-- start STORED DATA --
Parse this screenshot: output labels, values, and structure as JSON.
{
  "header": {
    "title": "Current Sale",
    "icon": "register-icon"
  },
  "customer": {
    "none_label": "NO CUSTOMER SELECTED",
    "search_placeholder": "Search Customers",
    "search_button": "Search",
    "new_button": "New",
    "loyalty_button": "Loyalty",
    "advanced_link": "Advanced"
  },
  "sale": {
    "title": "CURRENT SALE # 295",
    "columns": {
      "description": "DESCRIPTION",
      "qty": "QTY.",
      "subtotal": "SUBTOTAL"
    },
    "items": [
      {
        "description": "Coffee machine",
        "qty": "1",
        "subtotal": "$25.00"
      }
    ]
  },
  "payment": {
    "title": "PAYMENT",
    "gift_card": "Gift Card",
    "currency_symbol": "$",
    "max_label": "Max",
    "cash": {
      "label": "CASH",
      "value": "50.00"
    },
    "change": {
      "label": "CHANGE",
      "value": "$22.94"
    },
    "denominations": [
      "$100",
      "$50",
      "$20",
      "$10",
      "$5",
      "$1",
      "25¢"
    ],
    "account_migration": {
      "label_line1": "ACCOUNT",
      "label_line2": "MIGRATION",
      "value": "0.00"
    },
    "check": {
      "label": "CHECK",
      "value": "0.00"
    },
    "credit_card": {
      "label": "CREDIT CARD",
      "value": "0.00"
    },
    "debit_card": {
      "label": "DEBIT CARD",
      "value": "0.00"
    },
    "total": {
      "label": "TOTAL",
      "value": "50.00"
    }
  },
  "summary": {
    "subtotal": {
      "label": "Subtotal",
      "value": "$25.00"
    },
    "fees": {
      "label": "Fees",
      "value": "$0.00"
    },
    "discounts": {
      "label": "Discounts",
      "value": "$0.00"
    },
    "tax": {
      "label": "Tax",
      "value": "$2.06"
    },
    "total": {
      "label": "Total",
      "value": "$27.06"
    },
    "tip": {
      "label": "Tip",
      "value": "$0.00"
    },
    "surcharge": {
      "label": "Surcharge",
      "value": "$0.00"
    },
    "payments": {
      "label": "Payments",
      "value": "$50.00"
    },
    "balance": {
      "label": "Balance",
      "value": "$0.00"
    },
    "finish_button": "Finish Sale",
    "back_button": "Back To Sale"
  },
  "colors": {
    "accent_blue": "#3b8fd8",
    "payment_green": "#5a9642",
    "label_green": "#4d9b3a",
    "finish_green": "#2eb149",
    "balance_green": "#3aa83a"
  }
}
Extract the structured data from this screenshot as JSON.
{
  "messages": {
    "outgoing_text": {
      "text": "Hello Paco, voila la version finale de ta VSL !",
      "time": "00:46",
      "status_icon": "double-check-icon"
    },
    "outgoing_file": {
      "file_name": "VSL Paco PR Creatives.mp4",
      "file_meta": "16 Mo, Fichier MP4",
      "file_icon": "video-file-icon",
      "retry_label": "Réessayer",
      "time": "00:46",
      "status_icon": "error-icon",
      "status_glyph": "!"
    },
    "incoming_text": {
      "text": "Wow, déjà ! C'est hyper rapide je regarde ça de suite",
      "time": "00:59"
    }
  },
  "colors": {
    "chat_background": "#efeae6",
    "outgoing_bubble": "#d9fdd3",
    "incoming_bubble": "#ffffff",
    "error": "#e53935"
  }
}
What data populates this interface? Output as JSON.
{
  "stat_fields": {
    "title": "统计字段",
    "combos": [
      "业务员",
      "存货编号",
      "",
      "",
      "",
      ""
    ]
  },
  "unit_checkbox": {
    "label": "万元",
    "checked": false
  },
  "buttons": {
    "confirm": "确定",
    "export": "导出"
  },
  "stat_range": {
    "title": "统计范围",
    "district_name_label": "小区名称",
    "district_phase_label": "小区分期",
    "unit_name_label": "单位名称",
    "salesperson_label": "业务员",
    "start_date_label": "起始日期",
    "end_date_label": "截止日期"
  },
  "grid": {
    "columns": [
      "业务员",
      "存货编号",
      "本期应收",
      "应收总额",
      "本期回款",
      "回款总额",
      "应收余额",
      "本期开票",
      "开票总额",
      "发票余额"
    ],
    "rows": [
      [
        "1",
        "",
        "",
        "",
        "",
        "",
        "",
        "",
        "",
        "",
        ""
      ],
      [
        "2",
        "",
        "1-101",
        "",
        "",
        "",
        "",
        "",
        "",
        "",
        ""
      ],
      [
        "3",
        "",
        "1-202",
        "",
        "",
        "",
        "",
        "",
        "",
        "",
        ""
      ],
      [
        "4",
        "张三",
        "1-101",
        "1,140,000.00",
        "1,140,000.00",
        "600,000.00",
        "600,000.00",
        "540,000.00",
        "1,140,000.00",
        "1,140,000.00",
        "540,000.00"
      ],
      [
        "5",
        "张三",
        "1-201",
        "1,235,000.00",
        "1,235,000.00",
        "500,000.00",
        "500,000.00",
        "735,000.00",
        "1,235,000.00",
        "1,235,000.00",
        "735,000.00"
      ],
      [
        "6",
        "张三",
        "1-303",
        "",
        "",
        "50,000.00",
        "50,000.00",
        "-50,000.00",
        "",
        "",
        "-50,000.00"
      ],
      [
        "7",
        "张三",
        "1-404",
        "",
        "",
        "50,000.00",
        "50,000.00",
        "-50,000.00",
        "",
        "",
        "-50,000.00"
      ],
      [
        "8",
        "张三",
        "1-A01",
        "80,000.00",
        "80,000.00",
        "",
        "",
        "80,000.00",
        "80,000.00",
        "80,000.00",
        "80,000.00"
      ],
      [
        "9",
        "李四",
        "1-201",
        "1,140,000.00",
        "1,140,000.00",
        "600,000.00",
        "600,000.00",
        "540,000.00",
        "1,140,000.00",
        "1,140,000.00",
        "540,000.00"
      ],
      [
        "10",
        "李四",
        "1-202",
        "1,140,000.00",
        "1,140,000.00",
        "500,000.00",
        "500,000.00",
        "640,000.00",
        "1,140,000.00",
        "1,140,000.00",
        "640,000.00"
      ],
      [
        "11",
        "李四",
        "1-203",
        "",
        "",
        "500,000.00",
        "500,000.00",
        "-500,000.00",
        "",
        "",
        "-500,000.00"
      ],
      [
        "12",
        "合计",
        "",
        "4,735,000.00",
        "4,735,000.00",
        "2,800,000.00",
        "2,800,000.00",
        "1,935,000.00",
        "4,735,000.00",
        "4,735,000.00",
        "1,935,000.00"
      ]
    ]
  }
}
-- end STORED DATA --
Look through the lines above and collect those with the word "screenshot".

WRITTEN SOLUTION:
Parse this screenshot: output labels, values, and structure as JSON.
Extract the structured data from this screenshot as JSON.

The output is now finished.